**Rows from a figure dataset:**
((

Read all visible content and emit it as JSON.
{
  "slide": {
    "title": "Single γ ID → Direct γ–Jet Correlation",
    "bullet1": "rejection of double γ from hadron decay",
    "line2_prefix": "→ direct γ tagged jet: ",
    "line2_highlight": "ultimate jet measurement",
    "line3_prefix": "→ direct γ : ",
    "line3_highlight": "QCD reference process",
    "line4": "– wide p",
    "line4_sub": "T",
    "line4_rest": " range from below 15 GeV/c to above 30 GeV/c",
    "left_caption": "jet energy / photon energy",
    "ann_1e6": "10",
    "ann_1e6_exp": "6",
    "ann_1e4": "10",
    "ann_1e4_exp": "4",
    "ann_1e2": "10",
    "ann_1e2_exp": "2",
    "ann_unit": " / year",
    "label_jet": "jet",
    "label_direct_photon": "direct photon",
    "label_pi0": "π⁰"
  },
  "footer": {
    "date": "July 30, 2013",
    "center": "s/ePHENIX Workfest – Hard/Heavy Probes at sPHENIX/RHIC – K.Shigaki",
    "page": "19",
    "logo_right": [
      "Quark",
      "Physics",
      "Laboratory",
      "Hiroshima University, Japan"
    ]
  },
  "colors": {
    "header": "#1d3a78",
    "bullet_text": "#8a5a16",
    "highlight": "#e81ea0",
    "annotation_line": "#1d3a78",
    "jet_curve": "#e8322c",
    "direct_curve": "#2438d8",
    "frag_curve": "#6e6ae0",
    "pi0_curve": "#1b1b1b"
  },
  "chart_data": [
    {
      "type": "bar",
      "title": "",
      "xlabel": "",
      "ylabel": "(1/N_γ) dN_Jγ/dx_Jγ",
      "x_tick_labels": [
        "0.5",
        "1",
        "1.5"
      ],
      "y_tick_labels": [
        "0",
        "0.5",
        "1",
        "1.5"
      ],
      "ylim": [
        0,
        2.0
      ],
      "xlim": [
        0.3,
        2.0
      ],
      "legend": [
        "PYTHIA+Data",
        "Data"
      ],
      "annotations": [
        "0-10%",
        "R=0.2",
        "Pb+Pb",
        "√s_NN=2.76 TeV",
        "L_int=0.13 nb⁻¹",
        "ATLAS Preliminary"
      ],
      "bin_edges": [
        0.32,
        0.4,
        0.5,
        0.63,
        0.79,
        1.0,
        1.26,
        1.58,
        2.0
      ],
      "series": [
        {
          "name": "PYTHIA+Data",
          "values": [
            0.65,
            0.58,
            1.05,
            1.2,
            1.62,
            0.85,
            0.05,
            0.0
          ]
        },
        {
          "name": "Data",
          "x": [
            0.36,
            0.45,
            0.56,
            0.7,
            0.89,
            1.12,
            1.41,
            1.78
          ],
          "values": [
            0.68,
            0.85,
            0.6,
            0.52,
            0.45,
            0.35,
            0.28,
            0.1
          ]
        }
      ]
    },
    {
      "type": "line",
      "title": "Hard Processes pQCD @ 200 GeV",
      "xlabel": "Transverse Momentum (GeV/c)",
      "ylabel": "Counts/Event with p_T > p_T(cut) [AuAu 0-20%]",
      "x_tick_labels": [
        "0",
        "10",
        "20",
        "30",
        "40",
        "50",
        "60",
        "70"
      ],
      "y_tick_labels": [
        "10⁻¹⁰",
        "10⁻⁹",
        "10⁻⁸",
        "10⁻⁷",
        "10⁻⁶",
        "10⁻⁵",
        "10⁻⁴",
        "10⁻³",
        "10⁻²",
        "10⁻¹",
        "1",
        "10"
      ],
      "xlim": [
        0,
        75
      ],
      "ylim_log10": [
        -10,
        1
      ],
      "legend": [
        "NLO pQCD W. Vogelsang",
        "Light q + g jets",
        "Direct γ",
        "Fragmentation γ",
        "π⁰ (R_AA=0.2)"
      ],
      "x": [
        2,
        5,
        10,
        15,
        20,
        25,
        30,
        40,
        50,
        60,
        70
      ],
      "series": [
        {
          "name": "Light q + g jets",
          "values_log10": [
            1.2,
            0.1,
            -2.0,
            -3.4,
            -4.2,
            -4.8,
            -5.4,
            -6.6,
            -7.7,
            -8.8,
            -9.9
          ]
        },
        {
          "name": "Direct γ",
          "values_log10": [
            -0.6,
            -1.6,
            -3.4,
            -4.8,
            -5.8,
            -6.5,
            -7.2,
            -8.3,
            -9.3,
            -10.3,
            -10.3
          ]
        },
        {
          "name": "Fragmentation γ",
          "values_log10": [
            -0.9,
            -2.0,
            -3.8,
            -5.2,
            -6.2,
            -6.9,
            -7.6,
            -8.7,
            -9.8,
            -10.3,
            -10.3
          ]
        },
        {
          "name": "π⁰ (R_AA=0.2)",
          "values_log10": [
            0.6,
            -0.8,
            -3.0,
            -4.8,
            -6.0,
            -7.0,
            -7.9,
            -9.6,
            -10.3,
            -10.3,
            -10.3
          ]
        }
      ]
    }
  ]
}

))

**What is asked:** Exact copies of all the records are required.

**Written response:**
Read all visible content and emit it as JSON.
{
  "slide": {
    "title": "Single γ ID → Direct γ–Jet Correlation",
    "bullet1": "rejection of double γ from hadron decay",
    "line2_prefix": "→ direct γ tagged jet: ",
    "line2_highlight": "ultimate jet measurement",
    "line3_prefix": "→ direct γ : ",
    "line3_highlight": "QCD reference process",
    "line4": "– wide p",
    "line4_sub": "T",
    "line4_rest": " range from below 15 GeV/c to above 30 GeV/c",
    "left_caption": "jet energy / photon energy",
    "ann_1e6": "10",
    "ann_1e6_exp": "6",
    "ann_1e4": "10",
    "ann_1e4_exp": "4",
    "ann_1e2": "10",
    "ann_1e2_exp": "2",
    "ann_unit": " / year",
    "label_jet": "jet",
    "label_direct_photon": "direct photon",
    "label_pi0": "π⁰"
  },
  "footer": {
    "date": "July 30, 2013",
    "center": "s/ePHENIX Workfest – Hard/Heavy Probes at sPHENIX/RHIC – K.Shigaki",
    "page": "19",
    "logo_right": [
      "Quark",
      "Physics",
      "Laboratory",
      "Hiroshima University, Japan"
    ]
  },
  "colors": {
    "header": "#1d3a78",
    "bullet_text": "#8a5a16",
    "highlight": "#e81ea0",
    "annotation_line": "#1d3a78",
    "jet_curve": "#e8322c",
    "direct_curve": "#2438d8",
    "frag_curve": "#6e6ae0",
    "pi0_curve": "#1b1b1b"
  },
  "chart_data": [
    {
      "type": "bar",
      "title": "",
      "xlabel": "",
      "ylabel": "(1/N_γ) dN_Jγ/dx_Jγ",
      "x_tick_labels": [
        "0.5",
        "1",
        "1.5"
      ],
      "y_tick_labels": [
        "0",
        "0.5",
        "1",
        "1.5"
      ],
      "ylim": [
        0,
        2.0
      ],
      "xlim": [
        0.3,
        2.0
      ],
      "legend": [
        "PYTHIA+Data",
        "Data"
      ],
      "annotations": [
        "0-10%",
        "R=0.2",
        "Pb+Pb",
        "√s_NN=2.76 TeV",
        "L_int=0.13 nb⁻¹",
        "ATLAS Preliminary"
      ],
      "bin_edges": [
        0.32,
        0.4,
        0.5,
        0.63,
        0.79,
        1.0,
        1.26,
        1.58,
        2.0
      ],
      "series": [
        {
          "name": "PYTHIA+Data",
          "values": [
            0.65,
            0.58,
            1.05,
            1.2,
            1.62,
            0.85,
            0.05,
            0.0
          ]
        },
        {
          "name": "Data",
          "x": [
            0.36,
            0.45,
            0.56,
            0.7,
            0.89,
            1.12,
            1.41,
            1.78
          ],
          "values": [
            0.68,
            0.85,
            0.6,
            0.52,
            0.45,
            0.35,
            0.28,
            0.1
          ]
        }
      ]
    },
    {
      "type": "line",
      "title": "Hard Processes pQCD @ 200 GeV",
      "xlabel": "Transverse Momentum (GeV/c)",
      "ylabel": "Counts/Event with p_T > p_T(cut) [AuAu 0-20%]",
      "x_tick_labels": [
        "0",
        "10",
        "20",
        "30",
        "40",
        "50",
        "60",
        "70"
      ],
      "y_tick_labels": [
        "10⁻¹⁰",
        "10⁻⁹",
        "10⁻⁸",
        "10⁻⁷",
        "10⁻⁶",
        "10⁻⁵",
        "10⁻⁴",
        "10⁻³",
        "10⁻²",
        "10⁻¹",
        "1",
        "10"
      ],
      "xlim": [
        0,
        75
      ],
      "ylim_log10": [
        -10,
        1
      ],
      "legend": [
        "NLO pQCD W. Vogelsang",
        "Light q + g jets",
        "Direct γ",
        "Fragmentation γ",
        "π⁰ (R_AA=0.2)"
      ],
      "x": [
        2,
        5,
        10,
        15,
        20,
        25,
        30,
        40,
        50,
        60,
        70
      ],
      "series": [
        {
          "name": "Light q + g jets",
          "values_log10": [
            1.2,
            0.1,
            -2.0,
            -3.4,
            -4.2,
            -4.8,
            -5.4,
            -6.6,
            -7.7,
            -8.8,
            -9.9
          ]
        },
        {
          "name": "Direct γ",
          "values_log10": [
            -0.6,
            -1.6,
            -3.4,
            -4.8,
            -5.8,
            -6.5,
            -7.2,
            -8.3,
            -9.3,
            -10.3,
            -10.3
          ]
        },
        {
          "name": "Fragmentation γ",
          "values_log10": [
            -0.9,
            -2.0,
            -3.8,
            -5.2,
            -6.2,
            -6.9,
            -7.6,
            -8.7,
            -9.8,
            -10.3,
            -10.3
          ]
        },
        {
          "name": "π⁰ (R_AA=0.2)",
          "values_log10": [
            0.6,
            -0.8,
            -3.0,
            -4.8,
            -6.0,
            -7.0,
            -7.9,
            -9.6,
            -10.3,
            -10.3,
            -10.3
          ]
        }
      ]
    }
  ]
}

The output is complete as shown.